### Requirement:
Repeat, exactly and in full, the lines of the listing below, but without any pictures.

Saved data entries
--*--
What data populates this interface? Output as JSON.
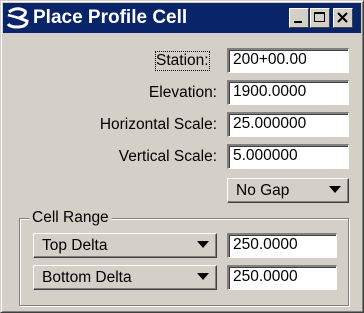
{
  "window": {
    "title": "Place Profile Cell",
    "icons": [
      "app-logo-icon",
      "minimize-icon",
      "maximize-icon",
      "close-icon"
    ]
  },
  "fields": {
    "station_label": "Station:",
    "station_value": "200+00.00",
    "elevation_label": "Elevation:",
    "elevation_value": "1900.0000",
    "horizontal_scale_label": "Horizontal Scale:",
    "horizontal_scale_value": "25.000000",
    "vertical_scale_label": "Vertical Scale:",
    "vertical_scale_value": "5.000000"
  },
  "gap_select": {
    "selected": "No Gap"
  },
  "cell_range": {
    "label": "Cell Range",
    "top_select": "Top Delta",
    "top_value": "250.0000",
    "bottom_select": "Bottom Delta",
    "bottom_value": "250.0000"
  },
  "colors": {
    "titlebar": "#0a246a",
    "face": "#d4d0c8",
    "field_background": "#ffffff"
  }
}
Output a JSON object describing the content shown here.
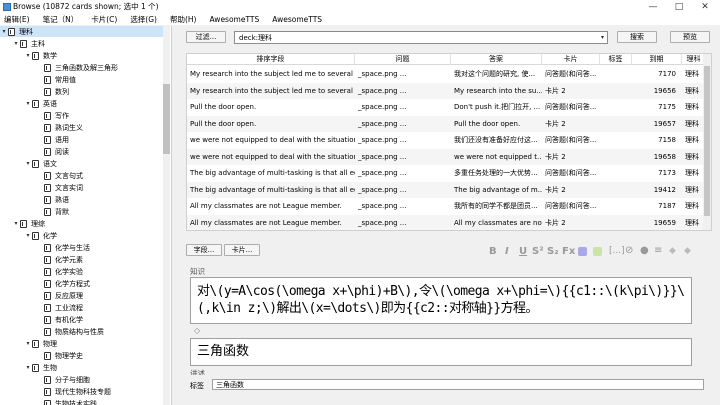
{
  "window": {
    "title": "Browse (10872 cards shown; 选中 1 个)",
    "min": "—",
    "max": "□",
    "close": "✕"
  },
  "menu": [
    "编辑(E)",
    "笔记（N）",
    "卡片(C)",
    "选择(G)",
    "帮助(H)",
    "AwesomeTTS",
    "AwesomeTTS"
  ],
  "sidebar": {
    "items": [
      {
        "label": "理科",
        "level": 0,
        "arrow": "▾",
        "selected": true
      },
      {
        "label": "主科",
        "level": 1,
        "arrow": "▾"
      },
      {
        "label": "数学",
        "level": 2,
        "arrow": "▾"
      },
      {
        "label": "三角函数及解三角形",
        "level": 3,
        "arrow": ""
      },
      {
        "label": "常用值",
        "level": 3,
        "arrow": ""
      },
      {
        "label": "数列",
        "level": 3,
        "arrow": ""
      },
      {
        "label": "英语",
        "level": 2,
        "arrow": "▾"
      },
      {
        "label": "写作",
        "level": 3,
        "arrow": ""
      },
      {
        "label": "熟词生义",
        "level": 3,
        "arrow": ""
      },
      {
        "label": "语用",
        "level": 3,
        "arrow": ""
      },
      {
        "label": "阅读",
        "level": 3,
        "arrow": ""
      },
      {
        "label": "语文",
        "level": 2,
        "arrow": "▾"
      },
      {
        "label": "文言句式",
        "level": 3,
        "arrow": ""
      },
      {
        "label": "文言实词",
        "level": 3,
        "arrow": ""
      },
      {
        "label": "熟语",
        "level": 3,
        "arrow": ""
      },
      {
        "label": "背默",
        "level": 3,
        "arrow": ""
      },
      {
        "label": "理综",
        "level": 1,
        "arrow": "▾"
      },
      {
        "label": "化学",
        "level": 2,
        "arrow": "▾"
      },
      {
        "label": "化学与生活",
        "level": 3,
        "arrow": ""
      },
      {
        "label": "化学元素",
        "level": 3,
        "arrow": ""
      },
      {
        "label": "化学实验",
        "level": 3,
        "arrow": ""
      },
      {
        "label": "化学方程式",
        "level": 3,
        "arrow": ""
      },
      {
        "label": "反应原理",
        "level": 3,
        "arrow": ""
      },
      {
        "label": "工业流程",
        "level": 3,
        "arrow": ""
      },
      {
        "label": "有机化学",
        "level": 3,
        "arrow": ""
      },
      {
        "label": "物质结构与性质",
        "level": 3,
        "arrow": ""
      },
      {
        "label": "物理",
        "level": 2,
        "arrow": "▾"
      },
      {
        "label": "物理学史",
        "level": 3,
        "arrow": ""
      },
      {
        "label": "生物",
        "level": 2,
        "arrow": "▾"
      },
      {
        "label": "分子与细胞",
        "level": 3,
        "arrow": ""
      },
      {
        "label": "现代生物科技专题",
        "level": 3,
        "arrow": ""
      },
      {
        "label": "生物技术实践",
        "level": 3,
        "arrow": ""
      }
    ]
  },
  "toolbar": {
    "filter_label": "过滤...",
    "search_value": "deck:理科",
    "search_button": "搜索",
    "preview_button": "预览"
  },
  "table": {
    "columns": [
      "排序字段",
      "问题",
      "答案",
      "卡片",
      "标签",
      "到期",
      "理科"
    ],
    "rows": [
      [
        "My research into the subject led me to several c...",
        "_space.png ...",
        "我对这个问题的研究, 使...",
        "问答题(和问答...",
        "",
        "7170",
        "理科"
      ],
      [
        "My research into the subject led me to several c...",
        "_space.png ...",
        "My research into the su...",
        "卡片 2",
        "",
        "19656",
        "理科"
      ],
      [
        "Pull the door open.",
        "_space.png ...",
        "Don't push it.把门拉开, ...",
        "问答题(和问答...",
        "",
        "7175",
        "理科"
      ],
      [
        "Pull the door open.",
        "_space.png ...",
        "Pull the door open.",
        "卡片 2",
        "",
        "19657",
        "理科"
      ],
      [
        "we were not equipped to deal with the situation.",
        "_space.png ...",
        "我们还没有准备好应付这...",
        "问答题(和问答...",
        "",
        "7158",
        "理科"
      ],
      [
        "we were not equipped to deal with the situation.",
        "_space.png ...",
        "we were not equipped t...",
        "卡片 2",
        "",
        "19658",
        "理科"
      ],
      [
        "The big advantage of multi-tasking is that all eq...",
        "_space.png ...",
        "多重任务处理的一大优势...",
        "问答题(和问答...",
        "",
        "7173",
        "理科"
      ],
      [
        "The big advantage of multi-tasking is that all eq...",
        "_space.png ...",
        "The big advantage of m...",
        "卡片 2",
        "",
        "19412",
        "理科"
      ],
      [
        "All my classmates are not League member.",
        "_space.png ...",
        "我所有的同学不都是团员...",
        "问答题(和问答...",
        "",
        "7187",
        "理科"
      ],
      [
        "All my classmates are not League member.",
        "_space.png ...",
        "All my classmates are no...",
        "卡片 2",
        "",
        "19659",
        "理科"
      ]
    ]
  },
  "editor": {
    "fields_button": "字段...",
    "cards_button": "卡片...",
    "field1_label": "知识",
    "field1_value": "对\\(y=A\\cos(\\omega x+\\phi)+B\\),令\\(\\omega x+\\phi=\\){{c1::\\(k\\pi\\)}}\\(,k\\in z;\\)解出\\(x=\\dots\\)即为{{c2::对称轴}}方程。",
    "field2_value": "三角函数",
    "field3_label": "讲述",
    "tags_label": "标签",
    "tags_value": "三角函数",
    "format_icons": [
      "B",
      "I",
      "U",
      "S²",
      "S₂",
      "Fx"
    ]
  }
}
--*--
### Answer in full:
What data populates this interface? Output as JSON.
{
  "window": {
    "title": "Place Profile Cell",
    "icons": [
      "app-logo-icon",
      "minimize-icon",
      "maximize-icon",
      "close-icon"
    ]
  },
  "fields": {
    "station_label": "Station:",
    "station_value": "200+00.00",
    "elevation_label": "Elevation:",
    "elevation_value": "1900.0000",
    "horizontal_scale_label": "Horizontal Scale:",
    "horizontal_scale_value": "25.000000",
    "vertical_scale_label": "Vertical Scale:",
    "vertical_scale_value": "5.000000"
  },
  "gap_select": {
    "selected": "No Gap"
  },
  "cell_range": {
    "label": "Cell Range",
    "top_select": "Top Delta",
    "top_value": "250.0000",
    "bottom_select": "Bottom Delta",
    "bottom_value": "250.0000"
  },
  "colors": {
    "titlebar": "#0a246a",
    "face": "#d4d0c8",
    "field_background": "#ffffff"
  }
}
Output a JSON object describing the content shown here.
{
  "window": {
    "title": "Browse (10872 cards shown; 选中 1 个)",
    "min": "—",
    "max": "□",
    "close": "✕"
  },
  "menu": [
    "编辑(E)",
    "笔记（N）",
    "卡片(C)",
    "选择(G)",
    "帮助(H)",
    "AwesomeTTS",
    "AwesomeTTS"
  ],
  "sidebar": {
    "items": [
      {
        "label": "理科",
        "level": 0,
        "arrow": "▾",
        "selected": true
      },
      {
        "label": "主科",
        "level": 1,
        "arrow": "▾"
      },
      {
        "label": "数学",
        "level": 2,
        "arrow": "▾"
      },
      {
        "label": "三角函数及解三角形",
        "level": 3,
        "arrow": ""
      },
      {
        "label": "常用值",
        "level": 3,
        "arrow": ""
      },
      {
        "label": "数列",
        "level": 3,
        "arrow": ""
      },
      {
        "label": "英语",
        "level": 2,
        "arrow": "▾"
      },
      {
        "label": "写作",
        "level": 3,
        "arrow": ""
      },
      {
        "label": "熟词生义",
        "level": 3,
        "arrow": ""
      },
      {
        "label": "语用",
        "level": 3,
        "arrow": ""
      },
      {
        "label": "阅读",
        "level": 3,
        "arrow": ""
      },
      {
        "label": "语文",
        "level": 2,
        "arrow": "▾"
      },
      {
        "label": "文言句式",
        "level": 3,
        "arrow": ""
      },
      {
        "label": "文言实词",
        "level": 3,
        "arrow": ""
      },
      {
        "label": "熟语",
        "level": 3,
        "arrow": ""
      },
      {
        "label": "背默",
        "level": 3,
        "arrow": ""
      },
      {
        "label": "理综",
        "level": 1,
        "arrow": "▾"
      },
      {
        "label": "化学",
        "level": 2,
        "arrow": "▾"
      },
      {
        "label": "化学与生活",
        "level": 3,
        "arrow": ""
      },
      {
        "label": "化学元素",
        "level": 3,
        "arrow": ""
      },
      {
        "label": "化学实验",
        "level": 3,
        "arrow": ""
      },
      {
        "label": "化学方程式",
        "level": 3,
        "arrow": ""
      },
      {
        "label": "反应原理",
        "level": 3,
        "arrow": ""
      },
      {
        "label": "工业流程",
        "level": 3,
        "arrow": ""
      },
      {
        "label": "有机化学",
        "level": 3,
        "arrow": ""
      },
      {
        "label": "物质结构与性质",
        "level": 3,
        "arrow": ""
      },
      {
        "label": "物理",
        "level": 2,
        "arrow": "▾"
      },
      {
        "label": "物理学史",
        "level": 3,
        "arrow": ""
      },
      {
        "label": "生物",
        "level": 2,
        "arrow": "▾"
      },
      {
        "label": "分子与细胞",
        "level": 3,
        "arrow": ""
      },
      {
        "label": "现代生物科技专题",
        "level": 3,
        "arrow": ""
      },
      {
        "label": "生物技术实践",
        "level": 3,
        "arrow": ""
      }
    ]
  },
  "toolbar": {
    "filter_label": "过滤...",
    "search_value": "deck:理科",
    "search_button": "搜索",
    "preview_button": "预览"
  },
  "table": {
    "columns": [
      "排序字段",
      "问题",
      "答案",
      "卡片",
      "标签",
      "到期",
      "理科"
    ],
    "rows": [
      [
        "My research into the subject led me to several c...",
        "_space.png ...",
        "我对这个问题的研究, 使...",
        "问答题(和问答...",
        "",
        "7170",
        "理科"
      ],
      [
        "My research into the subject led me to several c...",
        "_space.png ...",
        "My research into the su...",
        "卡片 2",
        "",
        "19656",
        "理科"
      ],
      [
        "Pull the door open.",
        "_space.png ...",
        "Don't push it.把门拉开, ...",
        "问答题(和问答...",
        "",
        "7175",
        "理科"
      ],
      [
        "Pull the door open.",
        "_space.png ...",
        "Pull the door open.",
        "卡片 2",
        "",
        "19657",
        "理科"
      ],
      [
        "we were not equipped to deal with the situation.",
        "_space.png ...",
        "我们还没有准备好应付这...",
        "问答题(和问答...",
        "",
        "7158",
        "理科"
      ],
      [
        "we were not equipped to deal with the situation.",
        "_space.png ...",
        "we were not equipped t...",
        "卡片 2",
        "",
        "19658",
        "理科"
      ],
      [
        "The big advantage of multi-tasking is that all eq...",
        "_space.png ...",
        "多重任务处理的一大优势...",
        "问答题(和问答...",
        "",
        "7173",
        "理科"
      ],
      [
        "The big advantage of multi-tasking is that all eq...",
        "_space.png ...",
        "The big advantage of m...",
        "卡片 2",
        "",
        "19412",
        "理科"
      ],
      [
        "All my classmates are not League member.",
        "_space.png ...",
        "我所有的同学不都是团员...",
        "问答题(和问答...",
        "",
        "7187",
        "理科"
      ],
      [
        "All my classmates are not League member.",
        "_space.png ...",
        "All my classmates are no...",
        "卡片 2",
        "",
        "19659",
        "理科"
      ]
    ]
  },
  "editor": {
    "fields_button": "字段...",
    "cards_button": "卡片...",
    "field1_label": "知识",
    "field1_value": "对\\(y=A\\cos(\\omega x+\\phi)+B\\),令\\(\\omega x+\\phi=\\){{c1::\\(k\\pi\\)}}\\(,k\\in z;\\)解出\\(x=\\dots\\)即为{{c2::对称轴}}方程。",
    "field2_value": "三角函数",
    "field3_label": "讲述",
    "tags_label": "标签",
    "tags_value": "三角函数",
    "format_icons": [
      "B",
      "I",
      "U",
      "S²",
      "S₂",
      "Fx"
    ]
  }
}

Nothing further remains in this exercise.